Format every line of the rows below as a Markdown table with the columns Number and Line, giving each line its row number. Skip blank lines and leave out the pictures.

═══ Given records

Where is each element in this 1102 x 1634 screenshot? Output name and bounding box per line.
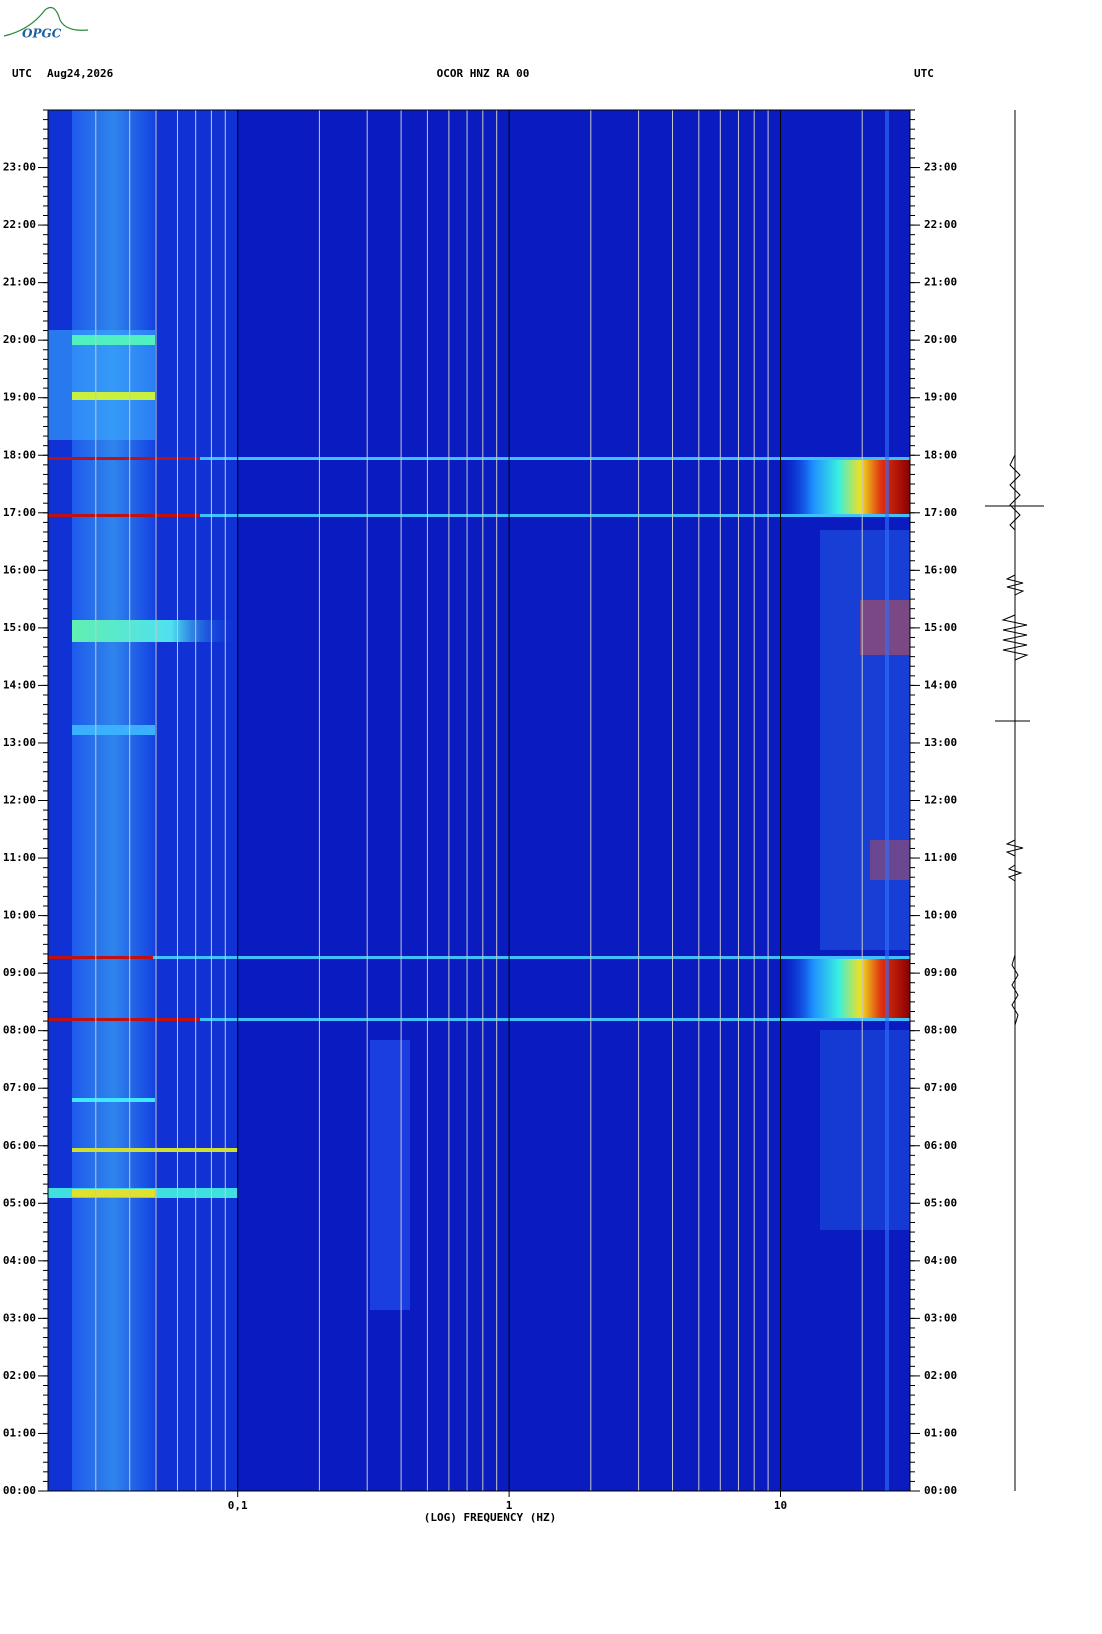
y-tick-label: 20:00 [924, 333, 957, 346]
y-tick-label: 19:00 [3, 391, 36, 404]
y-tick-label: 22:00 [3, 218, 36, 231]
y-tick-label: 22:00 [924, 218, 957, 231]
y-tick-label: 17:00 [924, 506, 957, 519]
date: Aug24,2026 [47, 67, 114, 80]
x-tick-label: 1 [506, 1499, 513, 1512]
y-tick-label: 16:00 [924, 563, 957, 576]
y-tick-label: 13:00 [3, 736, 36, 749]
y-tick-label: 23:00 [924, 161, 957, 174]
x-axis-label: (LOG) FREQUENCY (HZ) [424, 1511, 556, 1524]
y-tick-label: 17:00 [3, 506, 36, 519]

══════

(Completed task)
| Number | Line |
|---|---|
| 1 | Where is each element in this 1102 x 1634 screenshot? Output name and bounding box per line. |
| 2 | y-tick-label: 20:00 [924, 333, 957, 346] |
| 3 | y-tick-label: 19:00 [3, 391, 36, 404] |
| 4 | y-tick-label: 22:00 [3, 218, 36, 231] |
| 5 | y-tick-label: 22:00 [924, 218, 957, 231] |
| 6 | y-tick-label: 17:00 [924, 506, 957, 519] |
| 7 | date: Aug24,2026 [47, 67, 114, 80] |
| 8 | x-tick-label: 1 [506, 1499, 513, 1512] |
| 9 | y-tick-label: 16:00 [924, 563, 957, 576] |
| 10 | y-tick-label: 13:00 [3, 736, 36, 749] |
| 11 | y-tick-label: 23:00 [924, 161, 957, 174] |
| 12 | x-axis-label: (LOG) FREQUENCY (HZ) [424, 1511, 556, 1524] |
| 13 | y-tick-label: 17:00 [3, 506, 36, 519] |